Start of Records

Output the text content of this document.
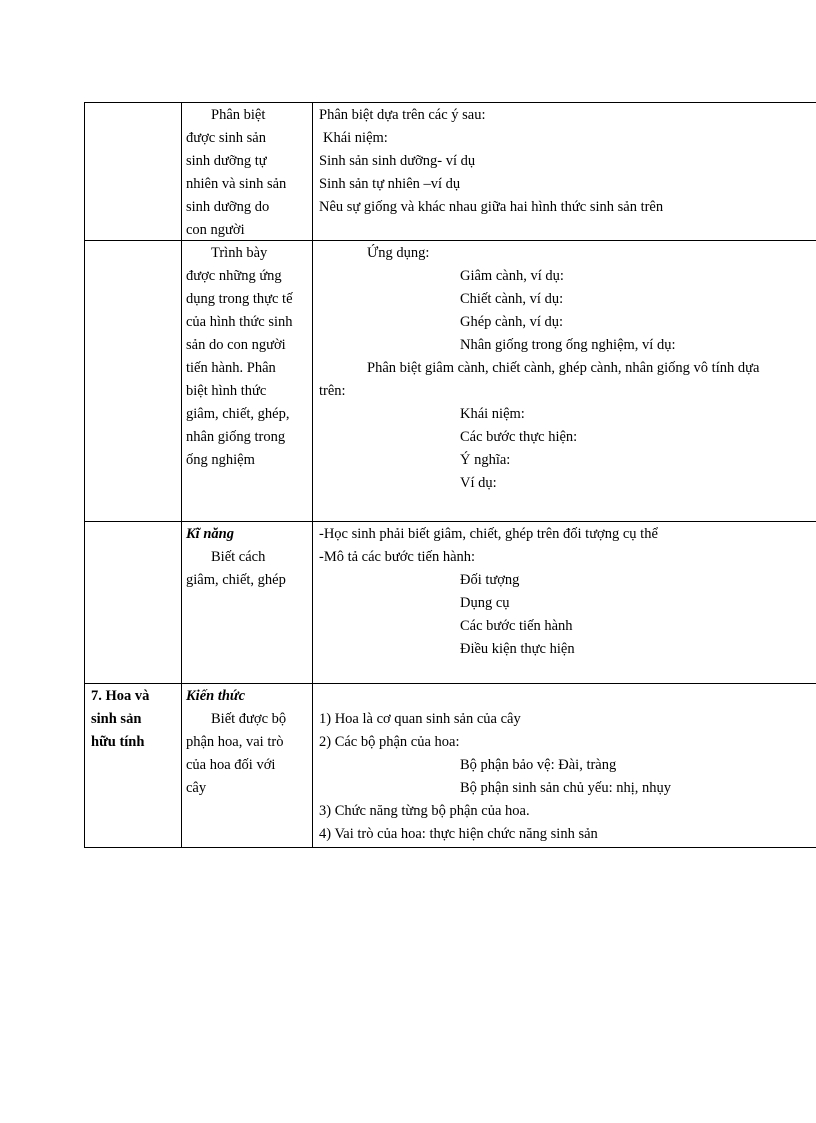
Phân biệt
được sinh sản
sinh dưỡng tự
nhiên và sinh sản
sinh dưỡng do
con người
Phân biệt dựa trên các ý sau:
Khái niệm:
Sinh sản sinh dưỡng- ví dụ
Sinh sản tự nhiên –ví dụ
Nêu sự giống và khác nhau giữa hai hình thức sinh sản trên
Trình bày
được những ứng
dụng trong thực tế
của hình thức sinh
sản do con người
tiến hành. Phân
biệt hình thức
giâm, chiết, ghép,
nhân giống trong
ống nghiệm
Ứng dụng:
Giâm cành, ví dụ:
Chiết cành, ví dụ:
Ghép cành, ví dụ:
Nhân giống trong ống nghiệm, ví dụ:
Phân biệt giâm cành, chiết cành, ghép cành, nhân giống vô tính dựa
trên:
Khái niệm:
Các bước thực hiện:
Ý nghĩa:
Ví dụ:
Kĩ năng
Biết cách
giâm, chiết, ghép
-Học sinh phải biết giâm, chiết, ghép trên đối tượng cụ thể
-Mô tả các bước tiến hành:
Đối tượng
Dụng cụ
Các bước tiến hành
Điều kiện thực hiện
7. Hoa và
sinh sản
hữu tính
Kiến thức
Biết được bộ
phận hoa, vai trò
của hoa đối với
cây
1) Hoa là cơ quan sinh sản của cây
2) Các bộ phận của hoa:
Bộ phận bảo vệ: Đài, tràng
Bộ phận sinh sản chủ yếu: nhị, nhụy
3) Chức năng từng bộ phận của hoa.
4) Vai trò của hoa: thực hiện chức năng sinh sản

End of Records

-- What you should do --
The entries above should be reproduced exactly, without their pictures.

-- Output of the task --
Output the text content of this document.
Phân biệt
được sinh sản
sinh dưỡng tự
nhiên và sinh sản
sinh dưỡng do
con người
Phân biệt dựa trên các ý sau:
Khái niệm:
Sinh sản sinh dưỡng- ví dụ
Sinh sản tự nhiên –ví dụ
Nêu sự giống và khác nhau giữa hai hình thức sinh sản trên
Trình bày
được những ứng
dụng trong thực tế
của hình thức sinh
sản do con người
tiến hành. Phân
biệt hình thức
giâm, chiết, ghép,
nhân giống trong
ống nghiệm
Ứng dụng:
Giâm cành, ví dụ:
Chiết cành, ví dụ:
Ghép cành, ví dụ:
Nhân giống trong ống nghiệm, ví dụ:
Phân biệt giâm cành, chiết cành, ghép cành, nhân giống vô tính dựa
trên:
Khái niệm:
Các bước thực hiện:
Ý nghĩa:
Ví dụ:
Kĩ năng
Biết cách
giâm, chiết, ghép
-Học sinh phải biết giâm, chiết, ghép trên đối tượng cụ thể
-Mô tả các bước tiến hành:
Đối tượng
Dụng cụ
Các bước tiến hành
Điều kiện thực hiện
7. Hoa và
sinh sản
hữu tính
Kiến thức
Biết được bộ
phận hoa, vai trò
của hoa đối với
cây
1) Hoa là cơ quan sinh sản của cây
2) Các bộ phận của hoa:
Bộ phận bảo vệ: Đài, tràng
Bộ phận sinh sản chủ yếu: nhị, nhụy
3) Chức năng từng bộ phận của hoa.
4) Vai trò của hoa: thực hiện chức năng sinh sản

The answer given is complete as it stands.